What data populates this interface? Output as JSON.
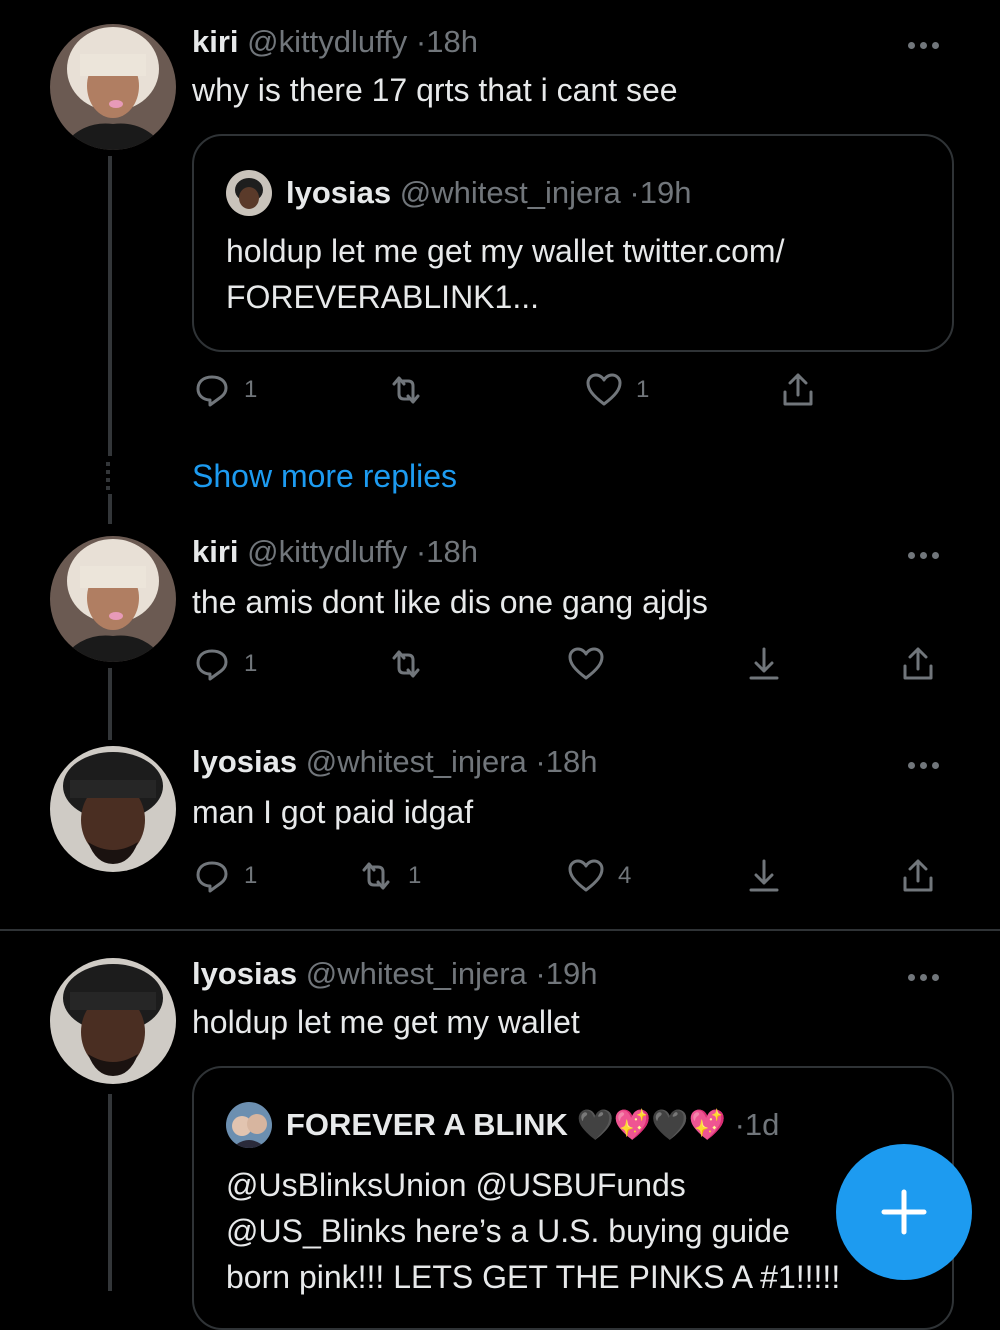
{
  "tweets": [
    {
      "name": "kiri",
      "handle": "@kittydluffy",
      "sep": "·",
      "time": "18h",
      "text": "why is there 17 qrts that i cant see",
      "quote": {
        "name": "lyosias",
        "handle": "@whitest_injera",
        "sep": "·",
        "time": "19h",
        "line1": "holdup let me get my wallet twitter.com/",
        "line2": "FOREVERABLINK1..."
      },
      "reply_count": "1",
      "like_count": "1"
    },
    {
      "name": "kiri",
      "handle": "@kittydluffy",
      "sep": "·",
      "time": "18h",
      "text": "the amis dont like dis one gang ajdjs",
      "reply_count": "1"
    },
    {
      "name": "lyosias",
      "handle": "@whitest_injera",
      "sep": "·",
      "time": "18h",
      "text": "man I got paid idgaf",
      "reply_count": "1",
      "retweet_count": "1",
      "like_count": "4"
    },
    {
      "name": "lyosias",
      "handle": "@whitest_injera",
      "sep": "·",
      "time": "19h",
      "text": "holdup let me get my wallet",
      "quote": {
        "name": "FOREVER A BLINK",
        "emoji": "🖤💖🖤💖",
        "sep": "·",
        "time": "1d",
        "line1": "@UsBlinksUnion @USBUFunds",
        "line2": "@US_Blinks here’s a U.S. buying guide",
        "line3": "born pink!!! LETS GET THE PINKS A #1!!!!!"
      }
    }
  ],
  "show_more_replies": "Show more replies",
  "colors": {
    "background": "#000000",
    "accent": "#1d9bf0",
    "muted": "#71767b",
    "text": "#e7e9ea",
    "border": "#2f3336"
  }
}
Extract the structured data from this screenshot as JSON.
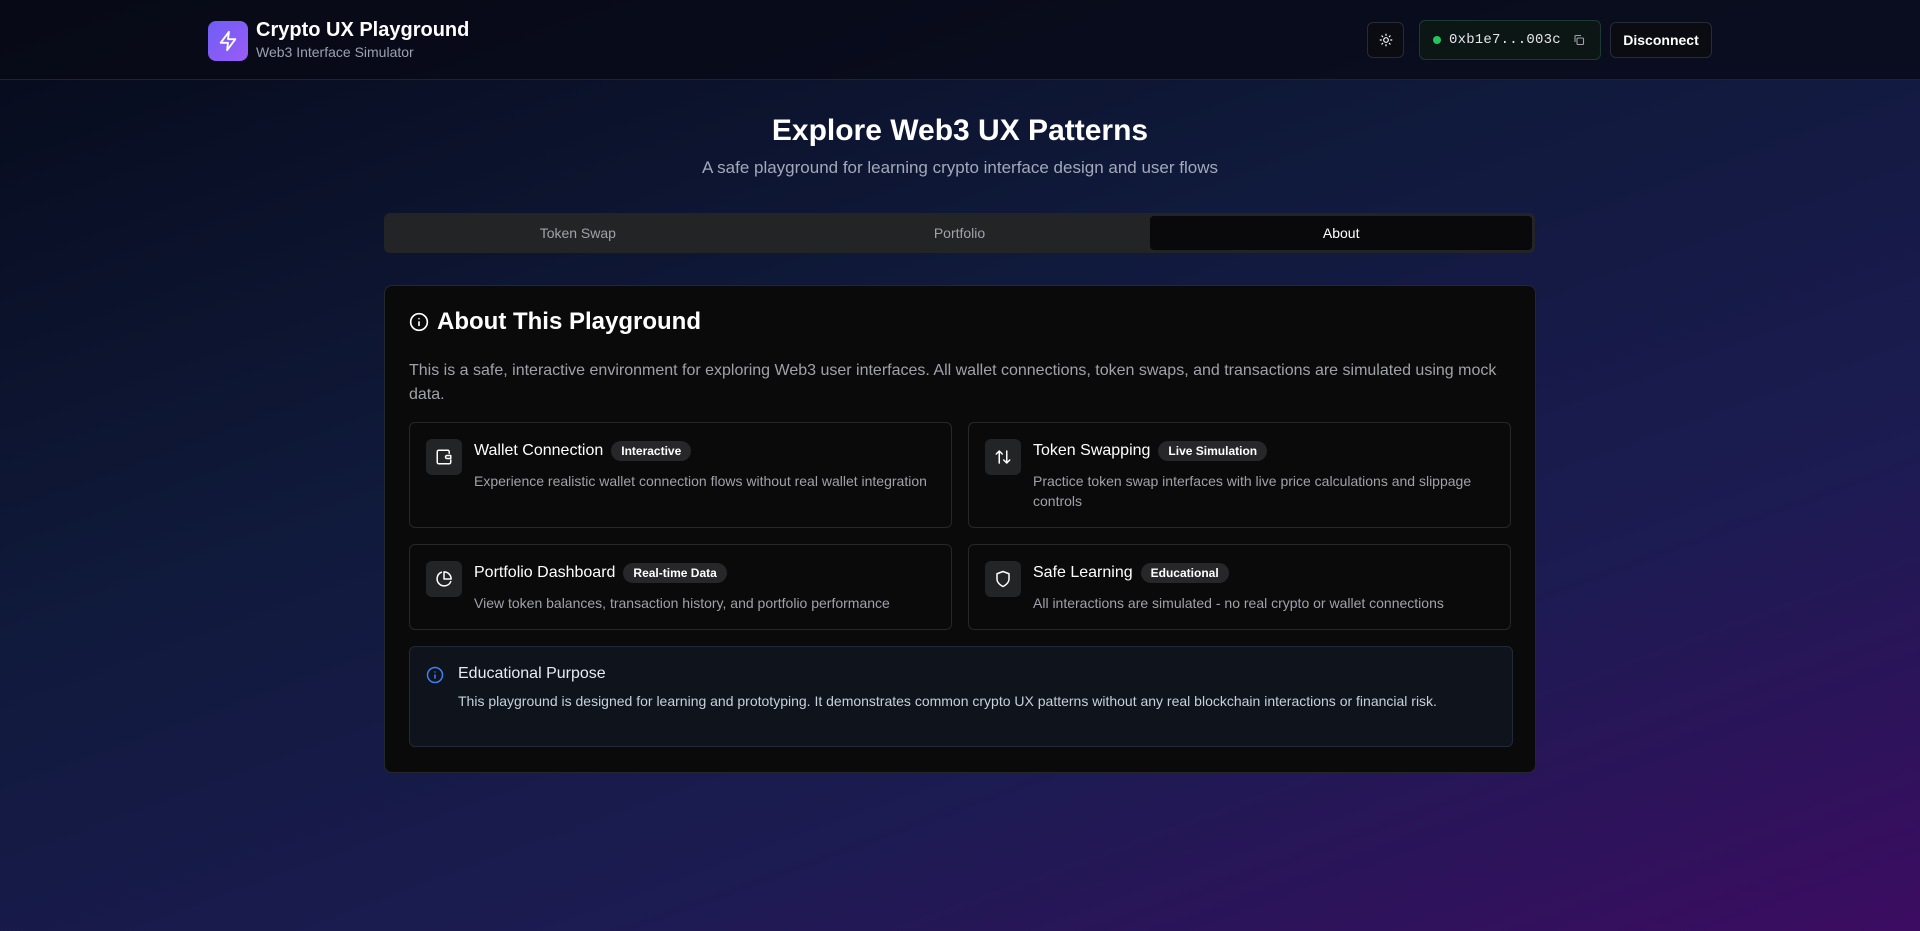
{
  "header": {
    "app_title": "Crypto UX Playground",
    "app_subtitle": "Web3 Interface Simulator",
    "logo_icon": "lightning-bolt-icon",
    "theme_toggle_icon": "sun-icon",
    "wallet": {
      "status_color": "#22c55e",
      "address": "0xb1e7...003c",
      "copy_icon": "copy-icon"
    },
    "disconnect_label": "Disconnect"
  },
  "hero": {
    "title": "Explore Web3 UX Patterns",
    "subtitle": "A safe playground for learning crypto interface design and user flows"
  },
  "tabs": [
    {
      "label": "Token Swap",
      "active": false
    },
    {
      "label": "Portfolio",
      "active": false
    },
    {
      "label": "About",
      "active": true
    }
  ],
  "about": {
    "title": "About This Playground",
    "title_icon": "info-icon",
    "description": "This is a safe, interactive environment for exploring Web3 user interfaces. All wallet connections, token swaps, and transactions are simulated using mock data.",
    "features": [
      {
        "icon": "wallet-icon",
        "title": "Wallet Connection",
        "badge": "Interactive",
        "description": "Experience realistic wallet connection flows without real wallet integration"
      },
      {
        "icon": "swap-arrows-icon",
        "title": "Token Swapping",
        "badge": "Live Simulation",
        "description": "Practice token swap interfaces with live price calculations and slippage controls"
      },
      {
        "icon": "pie-chart-icon",
        "title": "Portfolio Dashboard",
        "badge": "Real-time Data",
        "description": "View token balances, transaction history, and portfolio performance"
      },
      {
        "icon": "shield-icon",
        "title": "Safe Learning",
        "badge": "Educational",
        "description": "All interactions are simulated - no real crypto or wallet connections"
      }
    ],
    "notice": {
      "icon": "info-icon",
      "title": "Educational Purpose",
      "description": "This playground is designed for learning and prototyping. It demonstrates common crypto UX patterns without any real blockchain interactions or financial risk.",
      "accent_color": "#3b82f6"
    }
  }
}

_PROBLEM DESCRIPTION_. Reproduce the full listing faithfully, but do not carry over any pictures.

_FULL RESPONSE_.
What data populates this interface? Output as JSON.
{
  "tweets": [
    {
      "name": "kiri",
      "handle": "@kittydluffy",
      "sep": "·",
      "time": "18h",
      "text": "why is there 17 qrts that i cant see",
      "quote": {
        "name": "lyosias",
        "handle": "@whitest_injera",
        "sep": "·",
        "time": "19h",
        "line1": "holdup let me get my wallet twitter.com/",
        "line2": "FOREVERABLINK1..."
      },
      "reply_count": "1",
      "like_count": "1"
    },
    {
      "name": "kiri",
      "handle": "@kittydluffy",
      "sep": "·",
      "time": "18h",
      "text": "the amis dont like dis one gang ajdjs",
      "reply_count": "1"
    },
    {
      "name": "lyosias",
      "handle": "@whitest_injera",
      "sep": "·",
      "time": "18h",
      "text": "man I got paid idgaf",
      "reply_count": "1",
      "retweet_count": "1",
      "like_count": "4"
    },
    {
      "name": "lyosias",
      "handle": "@whitest_injera",
      "sep": "·",
      "time": "19h",
      "text": "holdup let me get my wallet",
      "quote": {
        "name": "FOREVER A BLINK",
        "emoji": "🖤💖🖤💖",
        "sep": "·",
        "time": "1d",
        "line1": "@UsBlinksUnion @USBUFunds",
        "line2": "@US_Blinks here’s a U.S. buying guide",
        "line3": "born pink!!! LETS GET THE PINKS A #1!!!!!"
      }
    }
  ],
  "show_more_replies": "Show more replies",
  "colors": {
    "background": "#000000",
    "accent": "#1d9bf0",
    "muted": "#71767b",
    "text": "#e7e9ea",
    "border": "#2f3336"
  }
}
Extract the structured data from this screenshot as JSON.
{
  "header": {
    "app_title": "Crypto UX Playground",
    "app_subtitle": "Web3 Interface Simulator",
    "logo_icon": "lightning-bolt-icon",
    "theme_toggle_icon": "sun-icon",
    "wallet": {
      "status_color": "#22c55e",
      "address": "0xb1e7...003c",
      "copy_icon": "copy-icon"
    },
    "disconnect_label": "Disconnect"
  },
  "hero": {
    "title": "Explore Web3 UX Patterns",
    "subtitle": "A safe playground for learning crypto interface design and user flows"
  },
  "tabs": [
    {
      "label": "Token Swap",
      "active": false
    },
    {
      "label": "Portfolio",
      "active": false
    },
    {
      "label": "About",
      "active": true
    }
  ],
  "about": {
    "title": "About This Playground",
    "title_icon": "info-icon",
    "description": "This is a safe, interactive environment for exploring Web3 user interfaces. All wallet connections, token swaps, and transactions are simulated using mock data.",
    "features": [
      {
        "icon": "wallet-icon",
        "title": "Wallet Connection",
        "badge": "Interactive",
        "description": "Experience realistic wallet connection flows without real wallet integration"
      },
      {
        "icon": "swap-arrows-icon",
        "title": "Token Swapping",
        "badge": "Live Simulation",
        "description": "Practice token swap interfaces with live price calculations and slippage controls"
      },
      {
        "icon": "pie-chart-icon",
        "title": "Portfolio Dashboard",
        "badge": "Real-time Data",
        "description": "View token balances, transaction history, and portfolio performance"
      },
      {
        "icon": "shield-icon",
        "title": "Safe Learning",
        "badge": "Educational",
        "description": "All interactions are simulated - no real crypto or wallet connections"
      }
    ],
    "notice": {
      "icon": "info-icon",
      "title": "Educational Purpose",
      "description": "This playground is designed for learning and prototyping. It demonstrates common crypto UX patterns without any real blockchain interactions or financial risk.",
      "accent_color": "#3b82f6"
    }
  }
}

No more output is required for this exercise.